> DIRECTIONS
Lift every line from the entries that includes the word "antalet".

> DATASET EXCERPTS
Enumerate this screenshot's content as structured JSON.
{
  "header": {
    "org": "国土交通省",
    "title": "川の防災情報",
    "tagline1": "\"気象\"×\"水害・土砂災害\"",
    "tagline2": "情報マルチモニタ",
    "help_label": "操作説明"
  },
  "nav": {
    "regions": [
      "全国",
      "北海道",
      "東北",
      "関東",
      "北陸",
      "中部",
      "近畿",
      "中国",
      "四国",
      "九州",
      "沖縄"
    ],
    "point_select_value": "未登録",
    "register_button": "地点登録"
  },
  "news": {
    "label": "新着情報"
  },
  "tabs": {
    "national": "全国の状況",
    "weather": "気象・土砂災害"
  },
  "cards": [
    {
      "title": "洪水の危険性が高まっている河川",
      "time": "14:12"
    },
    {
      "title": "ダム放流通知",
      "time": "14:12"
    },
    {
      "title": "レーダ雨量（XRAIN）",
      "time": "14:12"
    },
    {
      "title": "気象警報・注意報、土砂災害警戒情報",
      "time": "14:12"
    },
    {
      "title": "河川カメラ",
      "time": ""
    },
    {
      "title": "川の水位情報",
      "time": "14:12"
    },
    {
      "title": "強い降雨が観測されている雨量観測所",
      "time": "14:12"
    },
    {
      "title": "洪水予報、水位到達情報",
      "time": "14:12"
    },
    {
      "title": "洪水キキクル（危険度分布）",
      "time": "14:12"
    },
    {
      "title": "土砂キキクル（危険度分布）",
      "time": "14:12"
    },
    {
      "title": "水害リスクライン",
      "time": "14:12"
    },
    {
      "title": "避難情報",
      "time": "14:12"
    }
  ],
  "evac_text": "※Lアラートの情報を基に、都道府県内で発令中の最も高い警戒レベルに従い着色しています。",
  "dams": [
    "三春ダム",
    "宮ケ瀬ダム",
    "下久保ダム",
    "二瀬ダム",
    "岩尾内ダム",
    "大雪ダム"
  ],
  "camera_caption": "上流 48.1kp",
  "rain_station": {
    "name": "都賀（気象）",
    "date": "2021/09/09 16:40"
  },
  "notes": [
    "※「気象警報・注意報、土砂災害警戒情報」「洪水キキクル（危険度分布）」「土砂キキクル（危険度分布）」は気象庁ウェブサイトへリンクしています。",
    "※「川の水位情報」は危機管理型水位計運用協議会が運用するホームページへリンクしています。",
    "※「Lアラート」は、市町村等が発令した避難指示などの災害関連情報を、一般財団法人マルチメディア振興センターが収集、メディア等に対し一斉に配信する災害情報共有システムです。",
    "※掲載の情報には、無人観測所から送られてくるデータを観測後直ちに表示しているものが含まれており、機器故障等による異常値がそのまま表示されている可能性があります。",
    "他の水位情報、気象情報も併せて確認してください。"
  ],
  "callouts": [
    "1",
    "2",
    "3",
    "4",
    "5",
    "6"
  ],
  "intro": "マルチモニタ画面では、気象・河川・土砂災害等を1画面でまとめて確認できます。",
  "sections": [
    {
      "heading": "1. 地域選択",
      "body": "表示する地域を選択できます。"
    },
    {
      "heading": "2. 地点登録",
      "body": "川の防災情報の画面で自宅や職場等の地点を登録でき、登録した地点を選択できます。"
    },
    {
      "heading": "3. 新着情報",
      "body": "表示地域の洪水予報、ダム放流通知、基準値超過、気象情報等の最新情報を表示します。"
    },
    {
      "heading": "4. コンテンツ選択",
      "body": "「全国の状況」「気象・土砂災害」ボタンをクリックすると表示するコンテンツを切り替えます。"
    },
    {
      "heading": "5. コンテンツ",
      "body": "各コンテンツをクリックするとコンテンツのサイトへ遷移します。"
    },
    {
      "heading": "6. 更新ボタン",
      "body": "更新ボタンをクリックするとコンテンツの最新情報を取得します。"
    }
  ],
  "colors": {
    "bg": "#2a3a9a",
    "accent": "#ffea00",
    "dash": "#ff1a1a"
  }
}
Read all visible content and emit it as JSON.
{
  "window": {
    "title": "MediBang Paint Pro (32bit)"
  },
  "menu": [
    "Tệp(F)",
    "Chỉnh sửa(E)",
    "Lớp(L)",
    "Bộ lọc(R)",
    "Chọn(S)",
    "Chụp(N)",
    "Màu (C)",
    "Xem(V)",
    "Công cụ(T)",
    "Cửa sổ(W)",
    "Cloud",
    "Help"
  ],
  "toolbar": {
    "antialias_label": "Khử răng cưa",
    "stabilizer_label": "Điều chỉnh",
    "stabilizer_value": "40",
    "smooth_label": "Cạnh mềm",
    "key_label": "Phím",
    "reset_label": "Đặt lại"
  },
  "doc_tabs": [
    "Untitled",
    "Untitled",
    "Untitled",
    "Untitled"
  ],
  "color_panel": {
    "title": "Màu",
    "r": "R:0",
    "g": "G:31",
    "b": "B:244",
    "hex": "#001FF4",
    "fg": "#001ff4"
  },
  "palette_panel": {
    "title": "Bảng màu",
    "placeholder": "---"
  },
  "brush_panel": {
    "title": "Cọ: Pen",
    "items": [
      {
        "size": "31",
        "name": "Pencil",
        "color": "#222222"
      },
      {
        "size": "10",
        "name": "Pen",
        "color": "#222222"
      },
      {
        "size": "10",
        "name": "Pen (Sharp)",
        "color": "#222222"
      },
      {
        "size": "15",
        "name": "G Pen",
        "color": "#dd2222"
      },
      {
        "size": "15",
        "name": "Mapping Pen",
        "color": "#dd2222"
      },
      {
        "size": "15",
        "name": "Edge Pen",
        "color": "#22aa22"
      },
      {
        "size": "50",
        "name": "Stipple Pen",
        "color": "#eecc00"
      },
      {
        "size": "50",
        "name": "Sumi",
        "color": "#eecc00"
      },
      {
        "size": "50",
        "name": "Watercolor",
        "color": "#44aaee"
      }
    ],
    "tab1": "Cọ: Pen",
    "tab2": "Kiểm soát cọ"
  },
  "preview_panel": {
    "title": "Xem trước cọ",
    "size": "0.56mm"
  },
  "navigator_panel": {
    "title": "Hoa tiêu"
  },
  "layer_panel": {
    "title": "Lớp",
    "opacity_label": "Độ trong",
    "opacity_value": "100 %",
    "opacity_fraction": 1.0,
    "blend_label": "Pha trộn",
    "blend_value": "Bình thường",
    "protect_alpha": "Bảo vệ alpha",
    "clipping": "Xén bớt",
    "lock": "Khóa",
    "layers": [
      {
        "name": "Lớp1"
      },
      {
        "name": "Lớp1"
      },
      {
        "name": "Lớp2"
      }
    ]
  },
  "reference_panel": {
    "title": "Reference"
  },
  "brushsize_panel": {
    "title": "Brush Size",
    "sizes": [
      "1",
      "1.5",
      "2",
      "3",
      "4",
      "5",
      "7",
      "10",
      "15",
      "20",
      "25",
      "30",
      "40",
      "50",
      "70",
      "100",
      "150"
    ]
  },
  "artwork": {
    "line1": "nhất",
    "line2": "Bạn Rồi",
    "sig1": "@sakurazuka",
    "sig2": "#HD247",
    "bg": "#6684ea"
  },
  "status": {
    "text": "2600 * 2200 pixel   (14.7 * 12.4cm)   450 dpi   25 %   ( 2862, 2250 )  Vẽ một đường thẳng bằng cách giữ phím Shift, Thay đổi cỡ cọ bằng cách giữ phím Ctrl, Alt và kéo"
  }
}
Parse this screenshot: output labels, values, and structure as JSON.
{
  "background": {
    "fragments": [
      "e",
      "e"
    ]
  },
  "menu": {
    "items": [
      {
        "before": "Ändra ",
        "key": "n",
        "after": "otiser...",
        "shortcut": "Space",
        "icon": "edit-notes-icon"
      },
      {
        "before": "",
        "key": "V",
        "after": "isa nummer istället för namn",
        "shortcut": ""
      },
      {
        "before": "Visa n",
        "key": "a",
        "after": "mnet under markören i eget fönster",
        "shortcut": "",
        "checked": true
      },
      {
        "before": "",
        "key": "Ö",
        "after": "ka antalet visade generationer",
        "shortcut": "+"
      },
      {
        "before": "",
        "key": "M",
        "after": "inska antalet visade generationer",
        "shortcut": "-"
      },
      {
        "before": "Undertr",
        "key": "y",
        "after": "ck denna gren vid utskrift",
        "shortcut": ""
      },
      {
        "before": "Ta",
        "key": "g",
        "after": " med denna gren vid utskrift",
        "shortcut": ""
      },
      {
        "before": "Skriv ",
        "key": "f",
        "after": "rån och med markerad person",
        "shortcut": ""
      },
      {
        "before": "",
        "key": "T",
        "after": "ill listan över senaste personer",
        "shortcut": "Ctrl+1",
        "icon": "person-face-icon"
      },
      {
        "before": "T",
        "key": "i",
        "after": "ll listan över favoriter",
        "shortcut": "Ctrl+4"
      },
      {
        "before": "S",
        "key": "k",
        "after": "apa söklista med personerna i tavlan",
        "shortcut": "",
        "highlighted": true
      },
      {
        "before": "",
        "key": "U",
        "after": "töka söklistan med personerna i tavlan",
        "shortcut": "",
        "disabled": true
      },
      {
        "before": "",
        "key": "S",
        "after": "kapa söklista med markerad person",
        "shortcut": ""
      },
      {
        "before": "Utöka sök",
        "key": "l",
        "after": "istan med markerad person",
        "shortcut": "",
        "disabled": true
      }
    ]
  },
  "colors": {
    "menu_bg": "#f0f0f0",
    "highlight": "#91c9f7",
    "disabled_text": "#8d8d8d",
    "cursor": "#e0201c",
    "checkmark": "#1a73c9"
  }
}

> EXERCISE ANSWER
        "after": "ka antalet visade generationer",
        "after": "inska antalet visade generationer",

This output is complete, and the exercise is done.